* PROMPT: Can you echo the lines from the one with "tab-temperature-label: Hőmérséklet bbox=[695, 144, 803, 166]" through the one with "operation-value: Rövid ön-teszt", both included, exactly as they appear?

(Entries taken from a collection)

────────────────────────────────────────

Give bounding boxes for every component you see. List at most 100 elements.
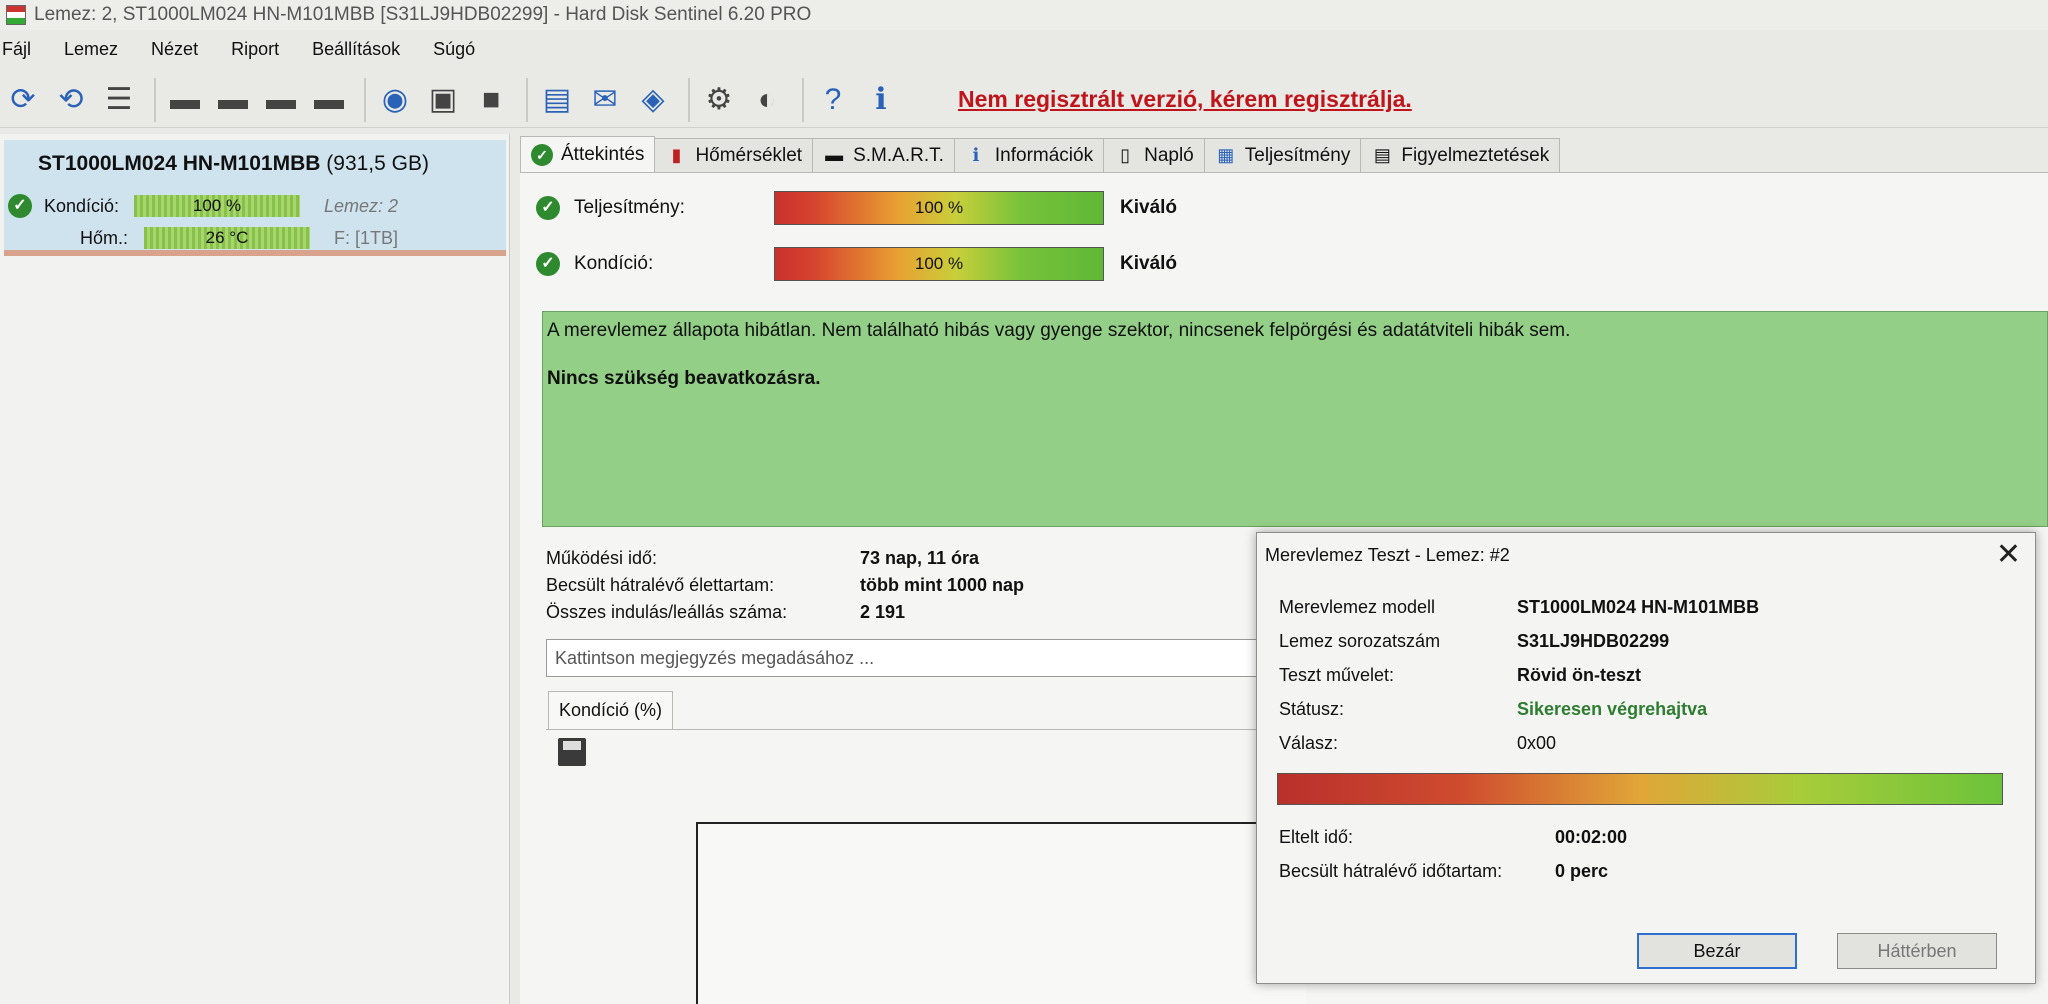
tab-temperature-label: Hőmérséklet bbox=[695, 144, 803, 166]
close-icon[interactable]: ✕ bbox=[1996, 537, 2021, 572]
tab-information-label: Információk bbox=[994, 144, 1094, 166]
status-message: A merevlemez állapota hibátlan. Nem talá… bbox=[547, 320, 1571, 341]
health-rating: Kiváló bbox=[1120, 253, 1178, 274]
health-row: ✓ Kondíció: 100 % Kiváló bbox=[536, 247, 1177, 281]
toolbar-separator bbox=[364, 77, 366, 122]
thermometer-icon: ▮ bbox=[671, 145, 682, 165]
alerts-icon: ▤ bbox=[1373, 145, 1391, 165]
menu-settings[interactable]: Beállítások bbox=[312, 39, 400, 60]
background-button[interactable]: Háttérben bbox=[1837, 933, 1997, 969]
menu-disk[interactable]: Lemez bbox=[64, 39, 118, 60]
stat-row: Összes indulás/leállás száma: 2 191 bbox=[546, 599, 1024, 626]
menu-view[interactable]: Nézet bbox=[151, 39, 198, 60]
operation-value: Rövid ön-teszt bbox=[1517, 665, 1641, 685]
operation-label: Teszt művelet: bbox=[1279, 665, 1395, 685]
disk-volume: F: [1TB] bbox=[334, 227, 399, 248]
comment-field[interactable]: Kattintson megjegyzés megadásához ... bbox=[546, 639, 1286, 677]
tab-log[interactable]: ▯ Napló bbox=[1103, 138, 1205, 172]
app-flag-icon bbox=[6, 5, 26, 25]
menu-report[interactable]: Riport bbox=[231, 39, 279, 60]
info-icon: ℹ bbox=[972, 145, 980, 165]
list-icon[interactable]: ☰ bbox=[98, 79, 140, 121]
serial-value: S31LJ9HDB02299 bbox=[1517, 631, 1670, 651]
elapsed-value: 00:02:00 bbox=[1555, 827, 1628, 847]
tab-smart[interactable]: ▬ S.M.A.R.T. bbox=[812, 138, 955, 172]
check-icon: ✓ bbox=[531, 143, 553, 166]
stat-row: Működési idő: 73 nap, 11 óra bbox=[546, 545, 1024, 572]
tab-smart-label: S.M.A.R.T. bbox=[853, 144, 944, 166]
check-icon: ✓ bbox=[8, 194, 32, 218]
tab-overview-label: Áttekintés bbox=[561, 143, 645, 165]
response-value: 0x00 bbox=[1517, 733, 1557, 753]
disk-condition-bar: 100 % bbox=[134, 195, 300, 217]
elapsed-label: Eltelt idő: bbox=[1279, 827, 1354, 847]
network-icon[interactable]: ◈ bbox=[632, 79, 674, 121]
health-label: Kondíció: bbox=[574, 253, 654, 274]
health-bar: 100 % bbox=[774, 247, 1104, 281]
performance-row: ✓ Teljesítmény: 100 % Kiváló bbox=[536, 191, 1177, 225]
dialog-remaining-row: Becsült hátralévő időtartam: 0 perc bbox=[1279, 861, 1608, 882]
refresh-icon[interactable]: ⟳ bbox=[2, 79, 44, 121]
menu-file[interactable]: Fájl bbox=[2, 39, 31, 60]
tab-overview[interactable]: ✓ Áttekintés bbox=[520, 136, 656, 172]
toolbar: ⟳ ⟲ ☰ ▬ ▬ ▬ ▬ ◉ ▣ ■ ▤ ✉ ◈ ⚙ ◐ ? ℹ Nem re… bbox=[0, 72, 2048, 128]
tab-performance[interactable]: ▦ Teljesítmény bbox=[1203, 138, 1362, 172]
stat-value: 2 191 bbox=[860, 602, 906, 622]
sound-icon[interactable]: ◐ bbox=[746, 79, 788, 121]
menu-help[interactable]: Súgó bbox=[433, 39, 475, 60]
tab-health-chart[interactable]: Kondíció (%) bbox=[548, 691, 674, 729]
title-bar: Lemez: 2, ST1000LM024 HN-M101MBB [S31LJ9… bbox=[0, 0, 2048, 30]
disk-list-pane: ST1000LM024 HN-M101MBB (931,5 GB) ✓ Kond… bbox=[0, 134, 510, 1004]
gear-icon[interactable]: ⚙ bbox=[698, 79, 740, 121]
tab-log-label: Napló bbox=[1144, 144, 1194, 166]
disk-title: ST1000LM024 HN-M101MBB (931,5 GB) bbox=[38, 152, 429, 176]
tab-alerts[interactable]: ▤ Figyelmeztetések bbox=[1360, 138, 1561, 172]
close-button[interactable]: Bezár bbox=[1637, 933, 1797, 969]
test-progress-bar bbox=[1277, 773, 2003, 805]
info-icon[interactable]: ℹ bbox=[860, 79, 902, 121]
log-icon: ▯ bbox=[1120, 145, 1131, 165]
health-chart-panel bbox=[546, 729, 1306, 1004]
refresh-alert-icon[interactable]: ⟲ bbox=[50, 79, 92, 121]
disk-stack-icon[interactable]: ▣ bbox=[422, 79, 464, 121]
register-link[interactable]: Nem regisztrált verzió, kérem regisztrál… bbox=[958, 86, 1412, 113]
stat-row: Becsült hátralévő élettartam: több mint … bbox=[546, 572, 1024, 599]
dialog-title: Merevlemez Teszt - Lemez: #2 bbox=[1265, 545, 1510, 565]
disk-test-icon[interactable]: ▬ bbox=[164, 79, 206, 121]
tab-information[interactable]: ℹ Információk bbox=[953, 138, 1105, 172]
stat-key: Működési idő: bbox=[546, 548, 658, 568]
disk-condition-label: Kondíció: bbox=[44, 195, 120, 216]
disk-check-icon[interactable]: ▬ bbox=[260, 79, 302, 121]
remaining-value: 0 perc bbox=[1555, 861, 1609, 881]
disk-tool-icon[interactable]: ▬ bbox=[308, 79, 350, 121]
dialog-status-row: Státusz: Sikeresen végrehajtva bbox=[1279, 699, 1707, 720]
save-icon[interactable] bbox=[558, 738, 586, 766]
stat-key: Becsült hátralévő élettartam: bbox=[546, 575, 775, 595]
disk-card[interactable]: ST1000LM024 HN-M101MBB (931,5 GB) ✓ Kond… bbox=[4, 140, 506, 256]
disk-stats: Működési idő: 73 nap, 11 óra Becsült hát… bbox=[546, 545, 1024, 626]
toolbar-separator bbox=[526, 77, 528, 122]
tab-temperature[interactable]: ▮ Hőmérséklet bbox=[654, 138, 814, 172]
performance-bar: 100 % bbox=[774, 191, 1104, 225]
check-icon: ✓ bbox=[536, 252, 560, 276]
help-icon[interactable]: ? bbox=[812, 79, 854, 121]
status-value: Sikeresen végrehajtva bbox=[1517, 699, 1708, 719]
dialog-elapsed-row: Eltelt idő: 00:02:00 bbox=[1279, 827, 1627, 848]
toolbar-separator bbox=[688, 77, 690, 122]
drive-icon[interactable]: ■ bbox=[470, 79, 512, 121]
health-chart-area bbox=[696, 822, 1306, 1004]
serial-label: Lemez sorozatszám bbox=[1279, 631, 1441, 651]
report-icon[interactable]: ▤ bbox=[536, 79, 578, 121]
disk-number: Lemez: 2 bbox=[324, 195, 399, 216]
stat-value: 73 nap, 11 óra bbox=[860, 548, 980, 568]
model-label: Merevlemez modell bbox=[1279, 597, 1436, 617]
tab-performance-label: Teljesítmény bbox=[1244, 144, 1351, 166]
action-message: Nincs szükség beavatkozásra. bbox=[547, 368, 821, 389]
dialog-operation-row: Teszt művelet: Rövid ön-teszt bbox=[1279, 665, 1641, 686]
status-label: Státusz: bbox=[1279, 699, 1345, 719]
email-icon[interactable]: ✉ bbox=[584, 79, 626, 121]
response-label: Válasz: bbox=[1279, 733, 1339, 753]
globe-disk-icon[interactable]: ◉ bbox=[374, 79, 416, 121]
menu-bar: Fájl Lemez Nézet Riport Beállítások Súgó bbox=[0, 34, 2048, 64]
disk-clock-icon[interactable]: ▬ bbox=[212, 79, 254, 121]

────────────────────────────────────────

* SOLUTION:
tab-temperature-label: Hőmérséklet bbox=[695, 144, 803, 166]
close-icon[interactable]: ✕ bbox=[1996, 537, 2021, 572]
tab-information-label: Információk bbox=[994, 144, 1094, 166]
status-message: A merevlemez állapota hibátlan. Nem talá… bbox=[547, 320, 1571, 341]
health-rating: Kiváló bbox=[1120, 253, 1178, 274]
health-row: ✓ Kondíció: 100 % Kiváló bbox=[536, 247, 1177, 281]
toolbar-separator bbox=[364, 77, 366, 122]
thermometer-icon: ▮ bbox=[671, 145, 682, 165]
alerts-icon: ▤ bbox=[1373, 145, 1391, 165]
menu-settings[interactable]: Beállítások bbox=[312, 39, 400, 60]
background-button[interactable]: Háttérben bbox=[1837, 933, 1997, 969]
menu-disk[interactable]: Lemez bbox=[64, 39, 118, 60]
stat-row: Összes indulás/leállás száma: 2 191 bbox=[546, 599, 1024, 626]
menu-view[interactable]: Nézet bbox=[151, 39, 198, 60]
operation-value: Rövid ön-teszt bbox=[1517, 665, 1641, 685]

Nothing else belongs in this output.